Aim:
Only lines with the word "icon" are needed; collect each of them from the listing below.

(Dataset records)
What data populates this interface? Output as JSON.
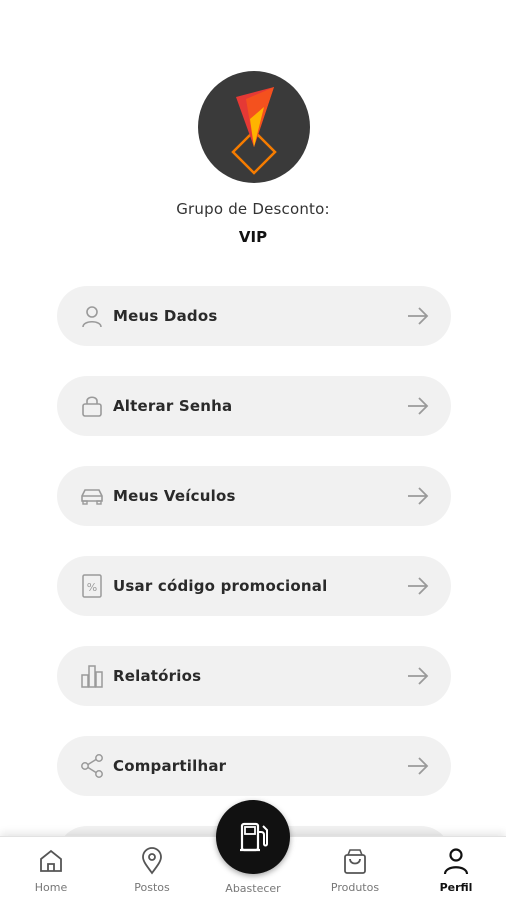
{
  "profile": {
    "group_label": "Grupo de Desconto:",
    "group_value": "VIP"
  },
  "menu": {
    "items": [
      {
        "label": "Meus Dados",
        "icon": "user-icon"
      },
      {
        "label": "Alterar Senha",
        "icon": "lock-icon"
      },
      {
        "label": "Meus Veículos",
        "icon": "car-icon"
      },
      {
        "label": "Usar código promocional",
        "icon": "percent-icon"
      },
      {
        "label": "Relatórios",
        "icon": "bar-chart-icon"
      },
      {
        "label": "Compartilhar",
        "icon": "share-icon"
      }
    ]
  },
  "nav": {
    "home": "Home",
    "postos": "Postos",
    "abastecer": "Abastecer",
    "produtos": "Produtos",
    "perfil": "Perfil"
  },
  "colors": {
    "logo_red": "#e53935",
    "logo_orange": "#f57c00",
    "logo_yellow": "#ffb300",
    "avatar_bg": "#3a3a3a",
    "item_bg": "#f1f1f1",
    "fab_bg": "#111111"
  }
}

Worked answer:
        "icon": "user-icon"
        "icon": "lock-icon"
        "icon": "car-icon"
        "icon": "percent-icon"
        "icon": "bar-chart-icon"
        "icon": "share-icon"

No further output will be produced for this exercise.